■ Page extract ■
For many years, she was associated with the National Woman Suffrage Association, but when her views on suffrage and feminism became too radical for many of its members, she founded the Woman's National Liberal Union, whose objects were: To assert woman's natural right to self-government; to show the cause of delay in the recognition of her demand; to preserve the principles of civil and religious liberty; to arouse public opinion to the danger of a union of church and state through an amendment to the constitution, and to denounce the doctrine of woman's inferiority. She served as president of this union from its inception in 1890 until her death in Chicago in 1898.

==Family background and education==
Matilda Electa Joslyn was born in Cicero, New York, March 24, 1826. Her parents were Dr. Hezekiah and Helen (Leslie) Joslyn. Her father, of New England and revolutionary ancestry, was a liberal thinker and an early abolitionist. From her mother, who was a member of the Leslie family of Scotland, Gage inherited her fondness for historic research. Their home was a station of the Underground Railroad, a place of safety for escaped slaves.

■ Set of tasks ■
[1] In the Gage biography, rewrite everything from "For many years, she" down to "Chicago in 1898.", substituting "extreme" for "radical".
[2] Translate this sentence from the Gage biography into Spanish: "Their home was a station of the Underground Railroad, a place of safety for escaped slaves."

■ Provided information ■

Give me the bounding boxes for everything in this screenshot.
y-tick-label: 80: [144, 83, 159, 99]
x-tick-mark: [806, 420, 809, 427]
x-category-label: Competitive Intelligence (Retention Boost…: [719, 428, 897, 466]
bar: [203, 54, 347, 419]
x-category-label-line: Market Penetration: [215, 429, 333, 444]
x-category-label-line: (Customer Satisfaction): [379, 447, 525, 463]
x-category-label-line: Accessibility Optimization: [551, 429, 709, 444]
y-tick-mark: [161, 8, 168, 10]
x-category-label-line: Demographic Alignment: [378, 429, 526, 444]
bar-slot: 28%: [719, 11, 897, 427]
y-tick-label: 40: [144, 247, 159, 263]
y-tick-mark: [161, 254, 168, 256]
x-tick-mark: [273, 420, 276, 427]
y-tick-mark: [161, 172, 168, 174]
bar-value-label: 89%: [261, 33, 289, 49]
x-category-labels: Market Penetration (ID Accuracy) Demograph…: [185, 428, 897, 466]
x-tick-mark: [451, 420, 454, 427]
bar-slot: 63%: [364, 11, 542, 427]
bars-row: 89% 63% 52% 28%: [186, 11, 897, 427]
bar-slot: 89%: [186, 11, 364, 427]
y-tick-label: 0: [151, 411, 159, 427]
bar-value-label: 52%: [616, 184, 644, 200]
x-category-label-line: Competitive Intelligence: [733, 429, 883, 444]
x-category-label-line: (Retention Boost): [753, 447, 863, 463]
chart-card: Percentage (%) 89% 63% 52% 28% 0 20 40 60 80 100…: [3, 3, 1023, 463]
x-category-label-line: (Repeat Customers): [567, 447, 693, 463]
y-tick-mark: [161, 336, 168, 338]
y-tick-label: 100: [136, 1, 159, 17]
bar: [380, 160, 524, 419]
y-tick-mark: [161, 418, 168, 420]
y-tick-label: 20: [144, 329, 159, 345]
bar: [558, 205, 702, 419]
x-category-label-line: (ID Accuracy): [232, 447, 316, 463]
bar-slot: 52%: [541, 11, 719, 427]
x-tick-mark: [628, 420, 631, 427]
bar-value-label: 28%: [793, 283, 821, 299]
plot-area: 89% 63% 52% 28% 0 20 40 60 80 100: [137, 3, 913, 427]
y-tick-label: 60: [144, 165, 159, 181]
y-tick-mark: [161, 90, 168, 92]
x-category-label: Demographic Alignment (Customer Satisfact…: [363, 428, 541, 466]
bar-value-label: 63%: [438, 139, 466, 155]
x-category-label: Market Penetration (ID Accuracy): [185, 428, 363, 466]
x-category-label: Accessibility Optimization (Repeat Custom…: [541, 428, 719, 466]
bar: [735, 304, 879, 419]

■ Exercise solutions ■
[1]
For many years, she was associated with the National Woman Suffrage Association, but when her views on suffrage and feminism became too extreme for many of its members, she founded the Woman's National Liberal Union, whose objects were: To assert woman's natural right to self-government; to show the cause of delay in the recognition of her demand; to preserve the principles of civil and religious liberty; to arouse public opinion to the danger of a union of church and state through an amendment to the constitution, and to denounce the doctrine of woman's inferiority. She served as president of this union from its inception in 1890 until her death in Chicago in 1898.

[2] Su casa era una estación del Ferrocarril Subterráneo, un lugar seguro para los esclavos fugitivos.